╭─ Testo di partenza

Le richieste del Parlamento solo in parte sembrano venire accolte dalla nuova mediazione che sta realizzando un compresso a conferma del bilancio di austerità. Questo esito confermerebbe che ancora son lontani i tempi nei quali l’Europa possa cambiare linea, per passare dalla “austerità senza crescita” alla “crescita senza l’austerità”.

Nonostante la tesi della “austerità espansiva” sia stata bocciata già da tempo dalla realtà dei fatti, dalla decrescita del Pil in Grecia, Portogallo, Spagna, Italia, Olanda, Cipro, Slovenia, nell’Eurozona intera, sancita dalle ultime previsioni della BCE per il 2013 (Bollettino giugno 2013: www.ecb.int/pub/pdf/mobu/mb201306en.pdf), dagli oltre 27 milioni di disoccupati che vagano in Europa, alcuni dei quali varcano i confini per cercare lavoro altrove, oltre che dagli errori lapalissiani degli economisti neo-liberisti fautori di questa vecchia dottrina non solo anti-keynesiana, ma pre-keynesiana. Nonostante tutto ciò, l’austerità impera. D’altra parte le elezioni tedesche sono ancora lontane, e finché queste non si svolgeranno, non si muoverà foglia. E questo vale anche per il prossimo Consiglio Europeo di fine giugno.

La mediazione che il negoziato sta realizzando prevede sì un poco di quella flessibilità nella gestione del bilancio che il Parlamento e la Commissione chiedevano, tra le voci e tra gli anni, ma oltre a questo prevede poco altro, se non intenti.

Prevede che si dia sin da ora copertura del deficit del 2013, per un ammontare di circa 11 miliardi di €, in modo tale che questo non vada a gravare sul bilancio pluriennale successivo allargando il gap tra impegni e pagamenti che mette già in difficoltà la Commissione nella gestione del budget.

Prevede che vi sia una sorta di verifica di midterm, la cosiddetta clausola di revisione nel 2016, per valutare lo stato del budget nella crisi e come poter intervenire nell’ambito comunque dei saldi complessivi, cioè delle cifre definite sul complesso degli impegni e dei pagamenti. Le procedure di questa revisione rimangono però incerte, e sotto la mannaia del potere di veto che alcuni paesi potrebbero sempre esercitare nel caso di cambiamenti pro-crescita che gli euroscettici contrastano dal 2012, quando hanno bocciato la proposta iniziale della Commissione Europea. Questo è un aspetto importante in quanto dal 2014 vi sarà un nuovo Parlamento che verrà eletto in primavera, e l’attuale Parlamento non vuole che questo nuovo Parlamento non possa avere voce in capitolo su un bilancio che vincola l’Unione per 7 anni, ad iniziare proprio dal 2014. Se la verifica del 2016 non fosse obbligatoria, oppure se bastasse il veto di uno dei Paesi membri per bloccare ogni modifica, il budget approvato oggi diverrebbe una “gabbia” a salvaguardia delle politiche di austerità.

╰─

Esercizi =
[1] Stampa il testo sul bilancio europeo da "La mediazione che" fino a "gestione del budget." incluso, senza cambiare nulla.
[2] Nelle voci, dall'inizio fino alla riga che contiene "structure-1-title-bold: Structure 1" compresa, sostituisci "kcal/mole" con "kcal/mol" lasciando invariato tutto il resto. Riporta soltanto queste righe.

╭─ Voci fornite

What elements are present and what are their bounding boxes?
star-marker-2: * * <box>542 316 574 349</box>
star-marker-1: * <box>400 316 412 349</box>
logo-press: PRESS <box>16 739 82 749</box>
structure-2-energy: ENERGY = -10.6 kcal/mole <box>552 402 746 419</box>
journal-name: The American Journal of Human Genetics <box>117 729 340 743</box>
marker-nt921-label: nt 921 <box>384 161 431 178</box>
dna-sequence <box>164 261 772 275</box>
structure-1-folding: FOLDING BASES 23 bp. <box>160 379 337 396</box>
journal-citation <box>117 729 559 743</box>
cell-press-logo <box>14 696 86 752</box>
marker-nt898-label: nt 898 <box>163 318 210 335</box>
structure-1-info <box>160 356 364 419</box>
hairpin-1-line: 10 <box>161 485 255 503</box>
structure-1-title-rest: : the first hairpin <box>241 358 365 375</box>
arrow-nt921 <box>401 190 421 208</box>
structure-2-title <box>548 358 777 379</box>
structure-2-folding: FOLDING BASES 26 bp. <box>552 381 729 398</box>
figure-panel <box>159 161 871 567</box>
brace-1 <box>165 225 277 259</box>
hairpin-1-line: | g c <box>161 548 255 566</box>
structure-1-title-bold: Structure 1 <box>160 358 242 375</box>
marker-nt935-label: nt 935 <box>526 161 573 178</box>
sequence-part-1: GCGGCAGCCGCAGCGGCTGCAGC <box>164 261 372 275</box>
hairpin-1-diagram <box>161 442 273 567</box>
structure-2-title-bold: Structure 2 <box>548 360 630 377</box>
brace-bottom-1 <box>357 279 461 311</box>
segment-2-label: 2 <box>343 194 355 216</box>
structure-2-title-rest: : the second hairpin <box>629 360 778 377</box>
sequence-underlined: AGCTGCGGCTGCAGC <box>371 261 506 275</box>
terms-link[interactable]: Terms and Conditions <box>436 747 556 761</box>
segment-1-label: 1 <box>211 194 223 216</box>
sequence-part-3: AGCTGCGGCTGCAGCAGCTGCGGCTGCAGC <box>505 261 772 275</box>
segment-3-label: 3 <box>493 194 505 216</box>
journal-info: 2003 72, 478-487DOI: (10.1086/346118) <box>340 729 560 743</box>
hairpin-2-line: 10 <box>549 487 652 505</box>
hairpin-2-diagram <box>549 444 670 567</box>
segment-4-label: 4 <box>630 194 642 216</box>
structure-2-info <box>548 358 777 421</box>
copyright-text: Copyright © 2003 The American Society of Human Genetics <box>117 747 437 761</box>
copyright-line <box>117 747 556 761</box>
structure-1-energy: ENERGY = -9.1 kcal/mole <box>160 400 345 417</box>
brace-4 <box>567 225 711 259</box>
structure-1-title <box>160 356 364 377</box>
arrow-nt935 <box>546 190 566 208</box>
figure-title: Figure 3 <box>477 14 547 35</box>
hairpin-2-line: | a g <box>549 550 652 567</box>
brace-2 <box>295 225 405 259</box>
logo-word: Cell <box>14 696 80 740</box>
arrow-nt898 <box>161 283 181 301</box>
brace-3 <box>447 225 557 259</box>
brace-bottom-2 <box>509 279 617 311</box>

╰─

Risposte ai compiti =
[1]
La mediazione che il negoziato sta realizzando prevede sì un poco di quella flessibilità nella gestione del bilancio che il Parlamento e la Commissione chiedevano, tra le voci e tra gli anni, ma oltre a questo prevede poco altro, se non intenti.

Prevede che si dia sin da ora copertura del deficit del 2013, per un ammontare di circa 11 miliardi di €, in modo tale che questo non vada a gravare sul bilancio pluriennale successivo allargando il gap tra impegni e pagamenti che mette già in difficoltà la Commissione nella gestione del budget.

[2]
What elements are present and what are their bounding boxes?
star-marker-2: * * <box>542 316 574 349</box>
star-marker-1: * <box>400 316 412 349</box>
logo-press: PRESS <box>16 739 82 749</box>
structure-2-energy: ENERGY = -10.6 kcal/mol <box>552 402 746 419</box>
journal-name: The American Journal of Human Genetics <box>117 729 340 743</box>
marker-nt921-label: nt 921 <box>384 161 431 178</box>
dna-sequence <box>164 261 772 275</box>
structure-1-folding: FOLDING BASES 23 bp. <box>160 379 337 396</box>
journal-citation <box>117 729 559 743</box>
cell-press-logo <box>14 696 86 752</box>
marker-nt898-label: nt 898 <box>163 318 210 335</box>
structure-1-info <box>160 356 364 419</box>
hairpin-1-line: 10 <box>161 485 255 503</box>
structure-1-title-rest: : the first hairpin <box>241 358 365 375</box>
arrow-nt921 <box>401 190 421 208</box>
structure-2-title <box>548 358 777 379</box>
structure-2-folding: FOLDING BASES 26 bp. <box>552 381 729 398</box>
figure-panel <box>159 161 871 567</box>
brace-1 <box>165 225 277 259</box>
hairpin-1-line: | g c <box>161 548 255 566</box>
structure-1-title-bold: Structure 1 <box>160 358 242 375</box>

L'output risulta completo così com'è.